DIRECTIONS FOR THIS TASK ▸
Reproduce every line in the listing that contains the word "categories".
++++
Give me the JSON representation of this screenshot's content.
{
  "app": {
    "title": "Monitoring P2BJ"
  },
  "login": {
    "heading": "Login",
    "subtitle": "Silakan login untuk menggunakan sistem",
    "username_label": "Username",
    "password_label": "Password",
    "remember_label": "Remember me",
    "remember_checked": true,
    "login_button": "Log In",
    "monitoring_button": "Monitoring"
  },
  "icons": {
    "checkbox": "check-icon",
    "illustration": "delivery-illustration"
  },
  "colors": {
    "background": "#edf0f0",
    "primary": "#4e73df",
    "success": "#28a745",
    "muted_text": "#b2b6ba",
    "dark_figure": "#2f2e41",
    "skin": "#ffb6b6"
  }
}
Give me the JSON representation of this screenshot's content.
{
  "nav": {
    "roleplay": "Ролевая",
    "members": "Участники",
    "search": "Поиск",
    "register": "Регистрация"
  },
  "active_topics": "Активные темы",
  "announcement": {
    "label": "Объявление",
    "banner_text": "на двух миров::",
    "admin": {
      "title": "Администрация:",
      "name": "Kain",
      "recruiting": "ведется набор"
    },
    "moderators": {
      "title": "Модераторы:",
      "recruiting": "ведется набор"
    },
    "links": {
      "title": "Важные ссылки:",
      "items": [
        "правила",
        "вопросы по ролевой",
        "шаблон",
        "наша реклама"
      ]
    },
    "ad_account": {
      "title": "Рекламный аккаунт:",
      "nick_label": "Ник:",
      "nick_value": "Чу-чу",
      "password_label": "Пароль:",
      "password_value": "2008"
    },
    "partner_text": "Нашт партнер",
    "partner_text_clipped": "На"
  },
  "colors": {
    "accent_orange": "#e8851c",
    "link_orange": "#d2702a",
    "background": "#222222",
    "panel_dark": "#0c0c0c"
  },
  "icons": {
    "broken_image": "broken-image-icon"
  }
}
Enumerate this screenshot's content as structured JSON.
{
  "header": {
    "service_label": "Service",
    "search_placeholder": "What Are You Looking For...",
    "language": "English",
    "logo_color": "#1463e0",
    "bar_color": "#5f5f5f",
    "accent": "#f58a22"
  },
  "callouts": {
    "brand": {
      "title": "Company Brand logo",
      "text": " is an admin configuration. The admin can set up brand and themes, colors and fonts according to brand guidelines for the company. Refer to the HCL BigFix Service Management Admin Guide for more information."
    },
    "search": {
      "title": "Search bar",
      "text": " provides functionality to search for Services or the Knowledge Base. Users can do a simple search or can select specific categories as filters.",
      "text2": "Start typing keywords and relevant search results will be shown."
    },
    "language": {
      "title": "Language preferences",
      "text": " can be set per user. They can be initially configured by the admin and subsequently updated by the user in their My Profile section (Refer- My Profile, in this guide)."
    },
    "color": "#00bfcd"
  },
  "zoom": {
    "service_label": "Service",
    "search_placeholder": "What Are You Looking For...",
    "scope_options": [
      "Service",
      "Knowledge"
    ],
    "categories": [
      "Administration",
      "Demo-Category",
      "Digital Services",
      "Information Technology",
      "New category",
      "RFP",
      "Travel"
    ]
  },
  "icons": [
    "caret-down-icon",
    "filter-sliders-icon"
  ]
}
++++
THE SOLUTION ▸
      "text": " provides functionality to search for Services or the Knowledge Base. Users can do a simple search or can select specific categories as filters.",
    "categories": [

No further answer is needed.